Excerpt from a dataset
****
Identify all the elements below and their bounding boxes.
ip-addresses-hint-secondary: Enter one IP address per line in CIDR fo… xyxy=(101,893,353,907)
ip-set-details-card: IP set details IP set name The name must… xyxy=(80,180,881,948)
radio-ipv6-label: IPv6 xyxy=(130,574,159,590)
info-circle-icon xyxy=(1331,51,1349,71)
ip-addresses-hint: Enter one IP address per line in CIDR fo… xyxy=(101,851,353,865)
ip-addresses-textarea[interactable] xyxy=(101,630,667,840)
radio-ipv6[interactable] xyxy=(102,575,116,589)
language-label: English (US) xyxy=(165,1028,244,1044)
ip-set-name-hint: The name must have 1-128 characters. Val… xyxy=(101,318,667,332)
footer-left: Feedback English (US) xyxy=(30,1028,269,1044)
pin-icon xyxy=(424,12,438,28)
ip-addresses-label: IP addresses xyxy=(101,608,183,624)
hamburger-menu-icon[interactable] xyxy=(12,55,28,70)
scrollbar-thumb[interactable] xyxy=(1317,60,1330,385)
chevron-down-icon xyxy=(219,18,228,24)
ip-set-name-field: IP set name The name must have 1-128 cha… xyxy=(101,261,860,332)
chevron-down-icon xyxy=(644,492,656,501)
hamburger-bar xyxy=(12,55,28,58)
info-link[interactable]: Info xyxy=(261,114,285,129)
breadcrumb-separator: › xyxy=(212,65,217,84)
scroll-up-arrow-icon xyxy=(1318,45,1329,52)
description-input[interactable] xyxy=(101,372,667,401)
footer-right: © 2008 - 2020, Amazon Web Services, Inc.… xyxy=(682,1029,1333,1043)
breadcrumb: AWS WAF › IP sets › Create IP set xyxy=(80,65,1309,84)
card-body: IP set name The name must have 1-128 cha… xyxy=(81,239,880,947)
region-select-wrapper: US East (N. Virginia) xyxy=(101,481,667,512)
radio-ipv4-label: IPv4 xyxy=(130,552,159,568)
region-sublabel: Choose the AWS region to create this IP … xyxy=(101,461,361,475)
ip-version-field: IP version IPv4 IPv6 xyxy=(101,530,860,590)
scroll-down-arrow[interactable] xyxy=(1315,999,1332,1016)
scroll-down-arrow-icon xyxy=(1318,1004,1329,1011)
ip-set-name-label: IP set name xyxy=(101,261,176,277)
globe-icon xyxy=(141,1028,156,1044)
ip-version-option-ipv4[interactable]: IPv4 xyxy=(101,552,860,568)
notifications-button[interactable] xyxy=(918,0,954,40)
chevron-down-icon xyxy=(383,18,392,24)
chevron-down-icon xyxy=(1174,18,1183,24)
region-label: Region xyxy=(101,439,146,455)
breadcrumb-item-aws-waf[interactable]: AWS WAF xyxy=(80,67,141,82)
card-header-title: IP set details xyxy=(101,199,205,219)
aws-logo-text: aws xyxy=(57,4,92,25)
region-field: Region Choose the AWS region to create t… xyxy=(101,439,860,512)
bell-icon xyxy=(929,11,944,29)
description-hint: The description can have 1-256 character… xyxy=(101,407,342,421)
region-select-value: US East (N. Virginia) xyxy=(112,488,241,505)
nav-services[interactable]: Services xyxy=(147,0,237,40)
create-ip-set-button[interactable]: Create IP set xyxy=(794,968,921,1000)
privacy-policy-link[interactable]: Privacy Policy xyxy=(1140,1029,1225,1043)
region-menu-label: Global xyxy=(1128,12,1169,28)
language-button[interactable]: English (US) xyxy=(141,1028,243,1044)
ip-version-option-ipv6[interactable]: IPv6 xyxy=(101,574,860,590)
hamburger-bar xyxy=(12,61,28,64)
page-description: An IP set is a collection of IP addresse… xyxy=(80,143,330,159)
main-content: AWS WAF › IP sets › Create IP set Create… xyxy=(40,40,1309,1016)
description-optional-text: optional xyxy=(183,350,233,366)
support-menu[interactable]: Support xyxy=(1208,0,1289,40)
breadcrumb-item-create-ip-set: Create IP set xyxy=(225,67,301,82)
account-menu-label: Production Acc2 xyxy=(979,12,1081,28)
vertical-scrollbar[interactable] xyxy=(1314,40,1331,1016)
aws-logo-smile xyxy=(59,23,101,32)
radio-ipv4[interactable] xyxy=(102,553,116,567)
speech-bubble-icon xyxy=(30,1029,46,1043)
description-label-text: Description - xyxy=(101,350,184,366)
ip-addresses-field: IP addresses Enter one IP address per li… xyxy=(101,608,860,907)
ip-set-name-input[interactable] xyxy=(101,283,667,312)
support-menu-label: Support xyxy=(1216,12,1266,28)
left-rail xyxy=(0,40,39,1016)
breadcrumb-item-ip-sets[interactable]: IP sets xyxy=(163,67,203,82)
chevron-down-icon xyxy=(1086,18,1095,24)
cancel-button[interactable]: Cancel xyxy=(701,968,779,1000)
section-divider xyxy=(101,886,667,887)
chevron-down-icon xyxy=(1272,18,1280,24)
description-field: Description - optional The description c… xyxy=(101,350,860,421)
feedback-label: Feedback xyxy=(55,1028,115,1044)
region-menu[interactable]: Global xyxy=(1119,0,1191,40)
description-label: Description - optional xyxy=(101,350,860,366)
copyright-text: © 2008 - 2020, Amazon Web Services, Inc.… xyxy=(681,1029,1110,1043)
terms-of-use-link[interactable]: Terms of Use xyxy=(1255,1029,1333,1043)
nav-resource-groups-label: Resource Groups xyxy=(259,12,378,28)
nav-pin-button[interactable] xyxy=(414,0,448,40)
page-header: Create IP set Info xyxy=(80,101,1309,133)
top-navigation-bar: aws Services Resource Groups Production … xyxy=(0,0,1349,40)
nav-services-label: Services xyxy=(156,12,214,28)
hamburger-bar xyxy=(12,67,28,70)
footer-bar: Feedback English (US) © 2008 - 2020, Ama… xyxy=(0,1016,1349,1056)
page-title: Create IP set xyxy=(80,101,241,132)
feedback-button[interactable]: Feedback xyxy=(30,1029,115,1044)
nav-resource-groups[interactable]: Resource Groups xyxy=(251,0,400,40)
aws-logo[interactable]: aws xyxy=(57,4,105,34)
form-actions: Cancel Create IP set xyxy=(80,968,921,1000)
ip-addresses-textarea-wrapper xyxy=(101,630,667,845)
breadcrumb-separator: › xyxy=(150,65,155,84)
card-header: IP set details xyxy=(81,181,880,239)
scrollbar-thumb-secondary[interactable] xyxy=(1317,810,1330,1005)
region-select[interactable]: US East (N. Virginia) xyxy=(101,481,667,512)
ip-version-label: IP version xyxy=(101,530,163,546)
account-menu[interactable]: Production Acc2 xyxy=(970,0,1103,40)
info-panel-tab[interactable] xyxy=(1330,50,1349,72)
****
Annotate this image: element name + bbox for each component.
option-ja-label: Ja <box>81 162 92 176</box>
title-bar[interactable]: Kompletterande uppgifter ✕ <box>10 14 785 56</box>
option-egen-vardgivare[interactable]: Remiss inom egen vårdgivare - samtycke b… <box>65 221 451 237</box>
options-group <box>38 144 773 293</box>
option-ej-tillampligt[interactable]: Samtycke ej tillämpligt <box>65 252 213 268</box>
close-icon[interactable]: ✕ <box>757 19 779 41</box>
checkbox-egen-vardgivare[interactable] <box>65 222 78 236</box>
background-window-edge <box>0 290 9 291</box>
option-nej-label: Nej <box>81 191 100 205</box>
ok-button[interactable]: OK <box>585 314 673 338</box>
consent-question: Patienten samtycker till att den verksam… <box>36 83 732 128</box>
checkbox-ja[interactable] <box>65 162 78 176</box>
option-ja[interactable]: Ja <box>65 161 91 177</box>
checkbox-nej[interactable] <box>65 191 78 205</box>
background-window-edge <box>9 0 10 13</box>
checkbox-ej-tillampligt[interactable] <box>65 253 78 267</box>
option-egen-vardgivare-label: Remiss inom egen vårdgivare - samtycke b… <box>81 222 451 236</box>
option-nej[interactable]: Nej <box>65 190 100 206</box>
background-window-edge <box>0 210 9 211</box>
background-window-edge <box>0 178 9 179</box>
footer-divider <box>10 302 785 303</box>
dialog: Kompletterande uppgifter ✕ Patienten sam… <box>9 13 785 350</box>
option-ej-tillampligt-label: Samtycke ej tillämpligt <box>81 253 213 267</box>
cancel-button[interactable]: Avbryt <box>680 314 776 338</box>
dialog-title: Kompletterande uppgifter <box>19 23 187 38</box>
****
● INSTRUCTION
Can you print, word for word, the lines of the data starting at the line that contains "Identify all the" and ending at the line that contains "ip-set-name-hint: The name", with both of those lines included?

● FINAL ANSWER
Identify all the elements below and their bounding boxes.
ip-addresses-hint-secondary: Enter one IP address per line in CIDR fo… xyxy=(101,893,353,907)
ip-set-details-card: IP set details IP set name The name must… xyxy=(80,180,881,948)
radio-ipv6-label: IPv6 xyxy=(130,574,159,590)
info-circle-icon xyxy=(1331,51,1349,71)
ip-addresses-hint: Enter one IP address per line in CIDR fo… xyxy=(101,851,353,865)
ip-addresses-textarea[interactable] xyxy=(101,630,667,840)
radio-ipv6[interactable] xyxy=(102,575,116,589)
language-label: English (US) xyxy=(165,1028,244,1044)
ip-set-name-hint: The name must have 1-128 characters. Val… xyxy=(101,318,667,332)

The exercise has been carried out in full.